TASK DETAILS
Reproduce all the entries precisely.

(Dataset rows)
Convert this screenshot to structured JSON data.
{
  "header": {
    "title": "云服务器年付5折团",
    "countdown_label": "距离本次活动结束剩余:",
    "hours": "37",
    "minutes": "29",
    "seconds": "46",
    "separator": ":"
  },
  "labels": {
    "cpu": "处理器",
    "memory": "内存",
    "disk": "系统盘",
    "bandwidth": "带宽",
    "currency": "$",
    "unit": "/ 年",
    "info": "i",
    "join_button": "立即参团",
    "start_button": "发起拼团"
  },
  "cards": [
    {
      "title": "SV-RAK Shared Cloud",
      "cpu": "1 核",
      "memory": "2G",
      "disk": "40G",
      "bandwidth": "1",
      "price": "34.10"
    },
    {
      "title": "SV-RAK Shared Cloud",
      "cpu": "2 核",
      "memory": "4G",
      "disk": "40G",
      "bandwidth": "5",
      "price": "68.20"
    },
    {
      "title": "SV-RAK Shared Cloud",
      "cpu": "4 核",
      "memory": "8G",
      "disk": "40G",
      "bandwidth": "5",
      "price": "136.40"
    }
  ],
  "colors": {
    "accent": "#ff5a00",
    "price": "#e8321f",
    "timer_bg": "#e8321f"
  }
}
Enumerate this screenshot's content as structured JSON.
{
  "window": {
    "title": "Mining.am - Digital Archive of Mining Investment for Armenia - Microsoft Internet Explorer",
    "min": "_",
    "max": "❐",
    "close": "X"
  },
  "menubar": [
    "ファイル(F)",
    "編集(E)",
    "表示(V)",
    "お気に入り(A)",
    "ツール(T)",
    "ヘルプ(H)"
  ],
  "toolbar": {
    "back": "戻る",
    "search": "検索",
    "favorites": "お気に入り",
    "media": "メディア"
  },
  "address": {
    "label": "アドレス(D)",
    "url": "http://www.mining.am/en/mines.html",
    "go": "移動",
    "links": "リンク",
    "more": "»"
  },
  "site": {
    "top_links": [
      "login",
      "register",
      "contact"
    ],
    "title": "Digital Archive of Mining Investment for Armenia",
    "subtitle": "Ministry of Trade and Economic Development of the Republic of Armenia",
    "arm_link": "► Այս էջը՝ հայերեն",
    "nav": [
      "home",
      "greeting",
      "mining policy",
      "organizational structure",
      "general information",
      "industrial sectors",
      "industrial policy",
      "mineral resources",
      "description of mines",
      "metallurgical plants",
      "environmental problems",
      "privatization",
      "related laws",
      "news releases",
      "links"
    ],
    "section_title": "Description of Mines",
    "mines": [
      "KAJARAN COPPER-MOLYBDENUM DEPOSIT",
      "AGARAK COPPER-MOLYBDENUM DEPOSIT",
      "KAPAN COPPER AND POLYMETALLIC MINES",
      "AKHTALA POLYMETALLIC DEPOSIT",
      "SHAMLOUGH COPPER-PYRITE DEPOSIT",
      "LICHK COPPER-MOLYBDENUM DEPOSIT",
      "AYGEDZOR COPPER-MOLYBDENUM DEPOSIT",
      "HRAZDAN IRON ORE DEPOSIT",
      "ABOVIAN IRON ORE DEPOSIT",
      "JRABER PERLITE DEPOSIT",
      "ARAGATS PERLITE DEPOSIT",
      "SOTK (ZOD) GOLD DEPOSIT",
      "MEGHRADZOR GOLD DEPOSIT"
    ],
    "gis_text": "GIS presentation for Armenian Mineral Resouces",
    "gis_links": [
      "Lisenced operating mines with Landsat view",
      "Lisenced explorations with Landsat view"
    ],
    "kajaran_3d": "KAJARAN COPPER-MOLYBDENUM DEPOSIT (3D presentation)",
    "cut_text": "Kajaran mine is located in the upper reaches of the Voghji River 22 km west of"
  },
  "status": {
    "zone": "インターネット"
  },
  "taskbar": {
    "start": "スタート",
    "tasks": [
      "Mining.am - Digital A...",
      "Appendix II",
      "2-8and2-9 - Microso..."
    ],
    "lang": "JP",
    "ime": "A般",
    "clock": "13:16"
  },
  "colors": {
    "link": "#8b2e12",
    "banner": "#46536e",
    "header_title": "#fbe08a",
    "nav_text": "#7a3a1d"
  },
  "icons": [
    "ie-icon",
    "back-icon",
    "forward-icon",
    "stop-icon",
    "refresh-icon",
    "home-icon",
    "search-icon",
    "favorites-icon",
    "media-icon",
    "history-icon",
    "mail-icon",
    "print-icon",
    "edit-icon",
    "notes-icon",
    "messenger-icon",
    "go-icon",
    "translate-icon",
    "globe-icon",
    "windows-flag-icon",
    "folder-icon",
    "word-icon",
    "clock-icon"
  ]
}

RESULT OF THIS TASK
Convert this screenshot to structured JSON data.
{
  "header": {
    "title": "云服务器年付5折团",
    "countdown_label": "距离本次活动结束剩余:",
    "hours": "37",
    "minutes": "29",
    "seconds": "46",
    "separator": ":"
  },
  "labels": {
    "cpu": "处理器",
    "memory": "内存",
    "disk": "系统盘",
    "bandwidth": "带宽",
    "currency": "$",
    "unit": "/ 年",
    "info": "i",
    "join_button": "立即参团",
    "start_button": "发起拼团"
  },
  "cards": [
    {
      "title": "SV-RAK Shared Cloud",
      "cpu": "1 核",
      "memory": "2G",
      "disk": "40G",
      "bandwidth": "1",
      "price": "34.10"
    },
    {
      "title": "SV-RAK Shared Cloud",
      "cpu": "2 核",
      "memory": "4G",
      "disk": "40G",
      "bandwidth": "5",
      "price": "68.20"
    },
    {
      "title": "SV-RAK Shared Cloud",
      "cpu": "4 核",
      "memory": "8G",
      "disk": "40G",
      "bandwidth": "5",
      "price": "136.40"
    }
  ],
  "colors": {
    "accent": "#ff5a00",
    "price": "#e8321f",
    "timer_bg": "#e8321f"
  }
}
Enumerate this screenshot's content as structured JSON.
{
  "window": {
    "title": "Mining.am - Digital Archive of Mining Investment for Armenia - Microsoft Internet Explorer",
    "min": "_",
    "max": "❐",
    "close": "X"
  },
  "menubar": [
    "ファイル(F)",
    "編集(E)",
    "表示(V)",
    "お気に入り(A)",
    "ツール(T)",
    "ヘルプ(H)"
  ],
  "toolbar": {
    "back": "戻る",
    "search": "検索",
    "favorites": "お気に入り",
    "media": "メディア"
  },
  "address": {
    "label": "アドレス(D)",
    "url": "http://www.mining.am/en/mines.html",
    "go": "移動",
    "links": "リンク",
    "more": "»"
  },
  "site": {
    "top_links": [
      "login",
      "register",
      "contact"
    ],
    "title": "Digital Archive of Mining Investment for Armenia",
    "subtitle": "Ministry of Trade and Economic Development of the Republic of Armenia",
    "arm_link": "► Այս էջը՝ հայերեն",
    "nav": [
      "home",
      "greeting",
      "mining policy",
      "organizational structure",
      "general information",
      "industrial sectors",
      "industrial policy",
      "mineral resources",
      "description of mines",
      "metallurgical plants",
      "environmental problems",
      "privatization",
      "related laws",
      "news releases",
      "links"
    ],
    "section_title": "Description of Mines",
    "mines": [
      "KAJARAN COPPER-MOLYBDENUM DEPOSIT",
      "AGARAK COPPER-MOLYBDENUM DEPOSIT",
      "KAPAN COPPER AND POLYMETALLIC MINES",
      "AKHTALA POLYMETALLIC DEPOSIT",
      "SHAMLOUGH COPPER-PYRITE DEPOSIT",
      "LICHK COPPER-MOLYBDENUM DEPOSIT",
      "AYGEDZOR COPPER-MOLYBDENUM DEPOSIT",
      "HRAZDAN IRON ORE DEPOSIT",
      "ABOVIAN IRON ORE DEPOSIT",
      "JRABER PERLITE DEPOSIT",
      "ARAGATS PERLITE DEPOSIT",
      "SOTK (ZOD) GOLD DEPOSIT",
      "MEGHRADZOR GOLD DEPOSIT"
    ],
    "gis_text": "GIS presentation for Armenian Mineral Resouces",
    "gis_links": [
      "Lisenced operating mines with Landsat view",
      "Lisenced explorations with Landsat view"
    ],
    "kajaran_3d": "KAJARAN COPPER-MOLYBDENUM DEPOSIT (3D presentation)",
    "cut_text": "Kajaran mine is located in the upper reaches of the Voghji River 22 km west of"
  },
  "status": {
    "zone": "インターネット"
  },
  "taskbar": {
    "start": "スタート",
    "tasks": [
      "Mining.am - Digital A...",
      "Appendix II",
      "2-8and2-9 - Microso..."
    ],
    "lang": "JP",
    "ime": "A般",
    "clock": "13:16"
  },
  "colors": {
    "link": "#8b2e12",
    "banner": "#46536e",
    "header_title": "#fbe08a",
    "nav_text": "#7a3a1d"
  },
  "icons": [
    "ie-icon",
    "back-icon",
    "forward-icon",
    "stop-icon",
    "refresh-icon",
    "home-icon",
    "search-icon",
    "favorites-icon",
    "media-icon",
    "history-icon",
    "mail-icon",
    "print-icon",
    "edit-icon",
    "notes-icon",
    "messenger-icon",
    "go-icon",
    "translate-icon",
    "globe-icon",
    "windows-flag-icon",
    "folder-icon",
    "word-icon",
    "clock-icon"
  ]
}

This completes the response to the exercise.